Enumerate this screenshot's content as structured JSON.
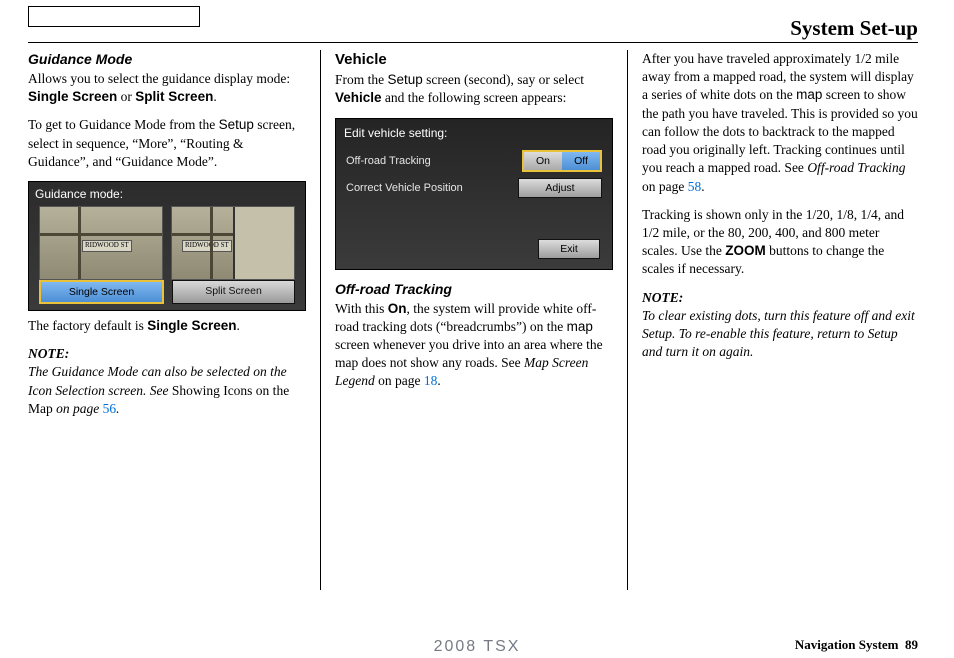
{
  "page": {
    "title": "System Set-up",
    "footer_model": "2008 TSX",
    "footer_label": "Navigation System",
    "footer_pageno": "89"
  },
  "col1": {
    "h_guidance": "Guidance Mode",
    "p1a": "Allows you to select the guidance display mode: ",
    "p1b_single": "Single Screen",
    "p1c": " or ",
    "p1d_split": "Split Screen",
    "p1e": ".",
    "p2a": "To get to Guidance Mode from the ",
    "p2b_setup": "Setup",
    "p2c": " screen, select in sequence, “More”, “Routing & Guidance”, and “Guidance Mode”.",
    "scr_title": "Guidance mode:",
    "btn_single": "Single Screen",
    "btn_split": "Split Screen",
    "p3a": "The factory default is ",
    "p3b_bold": "Single Screen",
    "p3c": ".",
    "note_label": "NOTE:",
    "note_a": "The Guidance Mode can also be selected on the Icon Selection screen. See ",
    "note_b_plain": "Showing Icons on the Map",
    "note_c": " on page ",
    "note_page": "56",
    "note_d": "."
  },
  "col2": {
    "h_vehicle": "Vehicle",
    "p1a": "From the ",
    "p1b_setup": "Setup",
    "p1c": " screen (second), say or select ",
    "p1d_vehicle": "Vehicle",
    "p1e": " and the following screen appears:",
    "scr_title": "Edit vehicle setting:",
    "row1_label": "Off-road Tracking",
    "row1_on": "On",
    "row1_off": "Off",
    "row2_label": "Correct Vehicle Position",
    "row2_btn": "Adjust",
    "exit": "Exit",
    "h_offroad": "Off-road Tracking",
    "p2a": "With this ",
    "p2b_on": "On",
    "p2c": ", the system will provide white off-road tracking dots (“breadcrumbs”) on the ",
    "p2d_map": "map",
    "p2e": " screen whenever you drive into an area where the map does not show any roads. See ",
    "p2f_ital": "Map Screen Legend",
    "p2g": " on page ",
    "p2h_link": "18",
    "p2i": "."
  },
  "col3": {
    "p1a": "After you have traveled approximately 1/2 mile away from a mapped road, the system will display a series of white dots on the ",
    "p1b_map": "map",
    "p1c": " screen to show the path you have traveled. This is provided so you can follow the dots to backtrack to the mapped road you originally left. Tracking continues until you reach a mapped road. See ",
    "p1d_ital": "Off-road Tracking",
    "p1e": " on page ",
    "p1f_link": "58",
    "p1g": ".",
    "p2a": "Tracking is shown only in the 1/20, 1/8, 1/4, and 1/2 mile, or the 80, 200, 400, and 800 meter scales. Use the ",
    "p2b_zoom": "ZOOM",
    "p2c": " buttons to change the scales if necessary.",
    "note_label": "NOTE:",
    "note_body": "To clear existing dots, turn this feature off and exit Setup. To re-enable this feature, return to Setup and turn it on again."
  }
}
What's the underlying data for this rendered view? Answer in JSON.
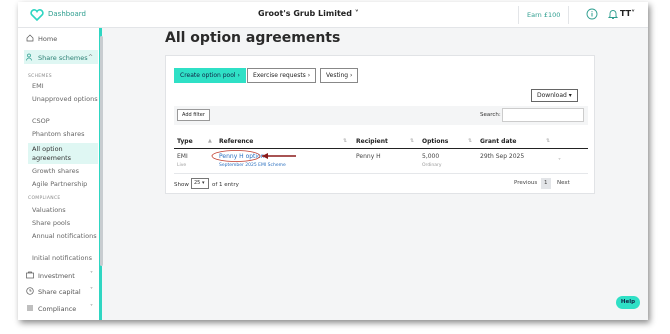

▸ **Problem to work on**:
Your answer should be a single number: the count of lines containing the word "mapped".

▸ **Response below**:
2